### Dataset rows
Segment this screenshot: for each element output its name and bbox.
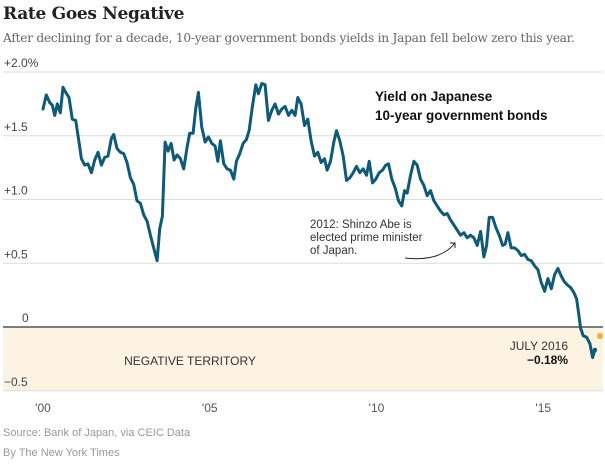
series-label: 10-year government bonds	[375, 108, 548, 123]
negative-territory-band	[3, 327, 603, 391]
x-tick-label: '15	[535, 401, 551, 415]
annotation-text: elected prime minister	[310, 232, 423, 244]
x-tick-label: '10	[369, 401, 385, 415]
annotation-arrow	[404, 242, 456, 260]
yield-line	[41, 82, 597, 360]
y-tick-label: 0	[22, 311, 29, 325]
highlight-dot	[596, 332, 604, 340]
line-chart: +2.0% +1.5 +1.0 +0.5 0 −0.5 '00 '05 '10 '15 NEGATI…	[3, 56, 604, 415]
source-note: Source: Bank of Japan, via CEIC Data	[3, 427, 191, 439]
end-point-marker	[592, 347, 598, 353]
chart-subtitle: After declining for a decade, 10-year go…	[3, 31, 575, 45]
x-tick-label: '05	[202, 401, 218, 415]
chart-title: Rate Goes Negative	[3, 4, 185, 24]
annotation-text: 2012: Shinzo Abe is	[310, 219, 412, 231]
x-tick-label: '00	[35, 401, 51, 415]
series-label: Yield on Japanese	[375, 89, 493, 104]
annotation-text: of Japan.	[310, 245, 357, 257]
y-tick-label: +1.5	[4, 120, 28, 134]
end-value-label: −0.18%	[527, 353, 568, 367]
credit-note: By The New York Times	[3, 447, 120, 459]
y-tick-label: +0.5	[4, 247, 28, 261]
y-tick-label: +1.0	[4, 184, 28, 198]
y-tick-label: +2.0%	[4, 56, 39, 70]
negative-territory-label: NEGATIVE TERRITORY	[124, 354, 256, 368]
arrow-head-icon	[450, 242, 456, 248]
end-date-label: JULY 2016	[510, 339, 569, 353]
y-tick-label: −0.5	[4, 375, 28, 389]
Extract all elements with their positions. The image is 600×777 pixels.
######
== Work to complete ==
Output every row above again, word for word, with the pictures left out.

== Result ==
Segment this screenshot: for each element output its name and bbox.
series-label: 10-year government bonds	[375, 108, 548, 123]
negative-territory-band	[3, 327, 603, 391]
x-tick-label: '15	[535, 401, 551, 415]
annotation-text: elected prime minister	[310, 232, 423, 244]
x-tick-label: '10	[369, 401, 385, 415]
annotation-arrow	[404, 242, 456, 260]
yield-line	[41, 82, 597, 360]
y-tick-label: 0	[22, 311, 29, 325]
highlight-dot	[596, 332, 604, 340]
line-chart: +2.0% +1.5 +1.0 +0.5 0 −0.5 '00 '05 '10 '15 NEGATI…	[3, 56, 604, 415]
source-note: Source: Bank of Japan, via CEIC Data	[3, 427, 191, 439]
end-point-marker	[592, 347, 598, 353]
chart-subtitle: After declining for a decade, 10-year go…	[3, 31, 575, 45]
x-tick-label: '05	[202, 401, 218, 415]
chart-title: Rate Goes Negative	[3, 4, 185, 24]
annotation-text: 2012: Shinzo Abe is	[310, 219, 412, 231]
x-tick-label: '00	[35, 401, 51, 415]
series-label: Yield on Japanese	[375, 89, 493, 104]
annotation-text: of Japan.	[310, 245, 357, 257]
y-tick-label: +1.5	[4, 120, 28, 134]
end-value-label: −0.18%	[527, 353, 568, 367]
credit-note: By The New York Times	[3, 447, 120, 459]
y-tick-label: +0.5	[4, 247, 28, 261]
y-tick-label: +1.0	[4, 184, 28, 198]
y-tick-label: +2.0%	[4, 56, 39, 70]
negative-territory-label: NEGATIVE TERRITORY	[124, 354, 256, 368]
arrow-head-icon	[450, 242, 456, 248]
end-date-label: JULY 2016	[510, 339, 569, 353]
y-tick-label: −0.5	[4, 375, 28, 389]
Extract all elements with their positions. The image is 600×777 pixels.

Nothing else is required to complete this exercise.